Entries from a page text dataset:
=== Section Start ===
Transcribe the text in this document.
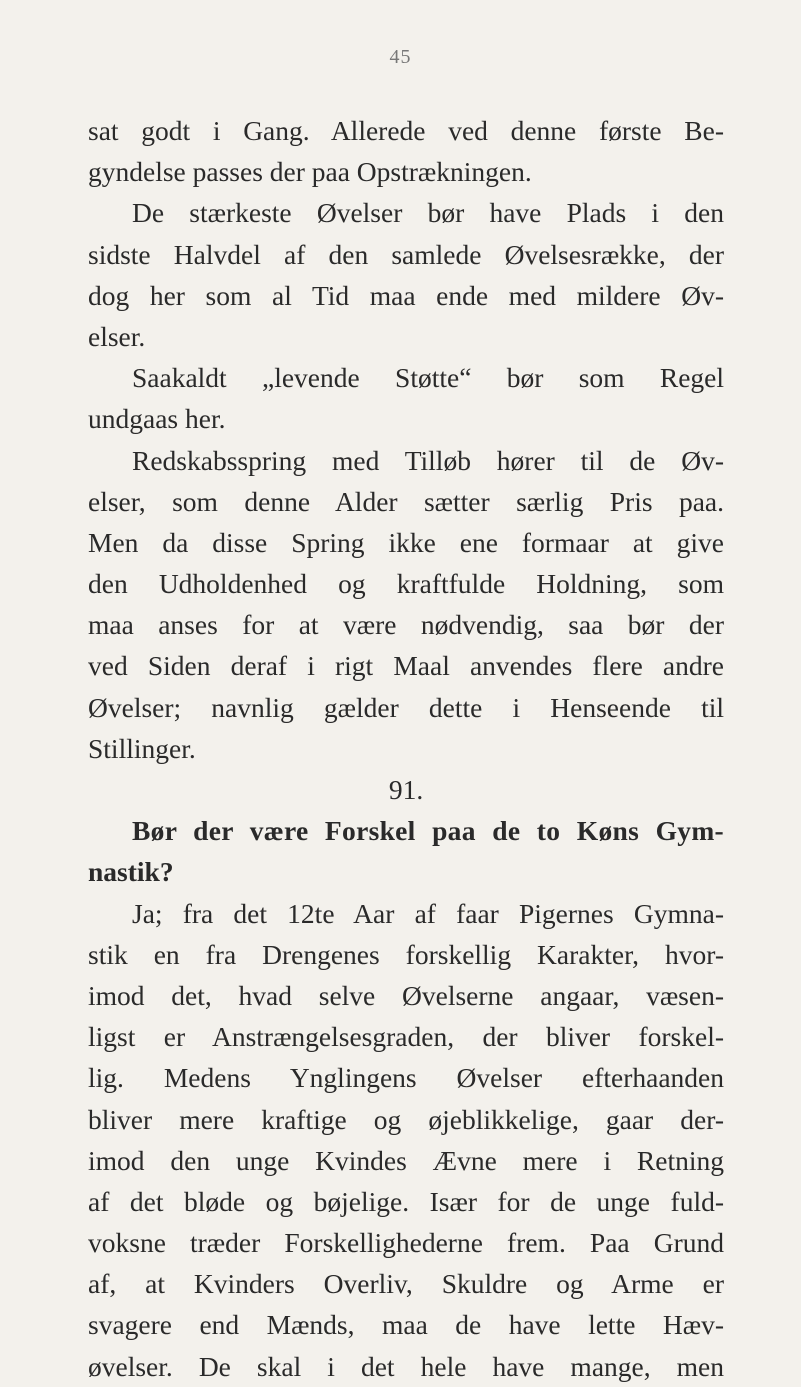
45
sat godt i Gang. Allerede ved denne første Be-
gyndelse passes der paa Opstrækningen.
De stærkeste Øvelser bør have Plads i den
sidste Halvdel af den samlede Øvelsesrække, der
dog her som al Tid maa ende med mildere Øv-
elser.
Saakaldt „levende Støtte“ bør som Regel
undgaas her.
Redskabsspring med Tilløb hører til de Øv-
elser, som denne Alder sætter særlig Pris paa.
Men da disse Spring ikke ene formaar at give
den Udholdenhed og kraftfulde Holdning, som
maa anses for at være nødvendig, saa bør der
ved Siden deraf i rigt Maal anvendes flere andre
Øvelser; navnlig gælder dette i Henseende til
Stillinger.
91.
Bør der være Forskel paa de to Køns Gym-
nastik?
Ja; fra det 12te Aar af faar Pigernes Gymna-
stik en fra Drengenes forskellig Karakter, hvor-
imod det, hvad selve Øvelserne angaar, væsen-
ligst er Anstrængelsesgraden, der bliver forskel-
lig. Medens Ynglingens Øvelser efterhaanden
bliver mere kraftige og øjeblikkelige, gaar der-
imod den unge Kvindes Ævne mere i Retning
af det bløde og bøjelige. Især for de unge fuld-
voksne træder Forskellighederne frem. Paa Grund
af, at Kvinders Overliv, Skuldre og Arme er
svagere end Mænds, maa de have lette Hæv-
øvelser. De skal i det hele have mange, men
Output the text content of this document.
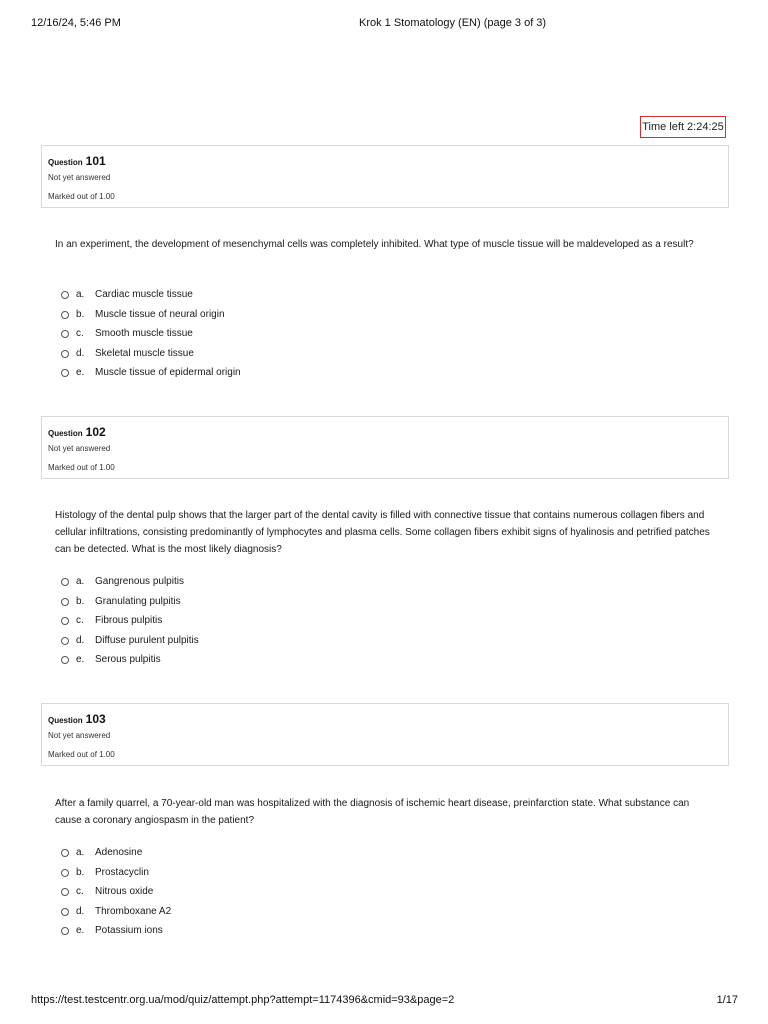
12/16/24, 5:46 PM	Krok 1 Stomatology (EN) (page 3 of 3)
Time left 2:24:25
Question 101
Not yet answered
Marked out of 1.00
In an experiment, the development of mesenchymal cells was completely inhibited. What type of muscle tissue will be maldeveloped as a result?
a. Cardiac muscle tissue
b. Muscle tissue of neural origin
c. Smooth muscle tissue
d. Skeletal muscle tissue
e. Muscle tissue of epidermal origin
Question 102
Not yet answered
Marked out of 1.00
Histology of the dental pulp shows that the larger part of the dental cavity is filled with connective tissue that contains numerous collagen fibers and cellular infiltrations, consisting predominantly of lymphocytes and plasma cells. Some collagen fibers exhibit signs of hyalinosis and petrified patches can be detected. What is the most likely diagnosis?
a. Gangrenous pulpitis
b. Granulating pulpitis
c. Fibrous pulpitis
d. Diffuse purulent pulpitis
e. Serous pulpitis
Question 103
Not yet answered
Marked out of 1.00
After a family quarrel, a 70-year-old man was hospitalized with the diagnosis of ischemic heart disease, preinfarction state. What substance can cause a coronary angiospasm in the patient?
a. Adenosine
b. Prostacyclin
c. Nitrous oxide
d. Thromboxane A2
e. Potassium ions
https://test.testcentr.org.ua/mod/quiz/attempt.php?attempt=1174396&cmid=93&page=2	1/17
=== Section End ===
Using the records given above, list every line that includes the word "have".

_Solution for this task_
De stærkeste Øvelser bør have Plads i den
svagere end Mænds, maa de have lette Hæv-
øvelser. De skal i det hele have mange, men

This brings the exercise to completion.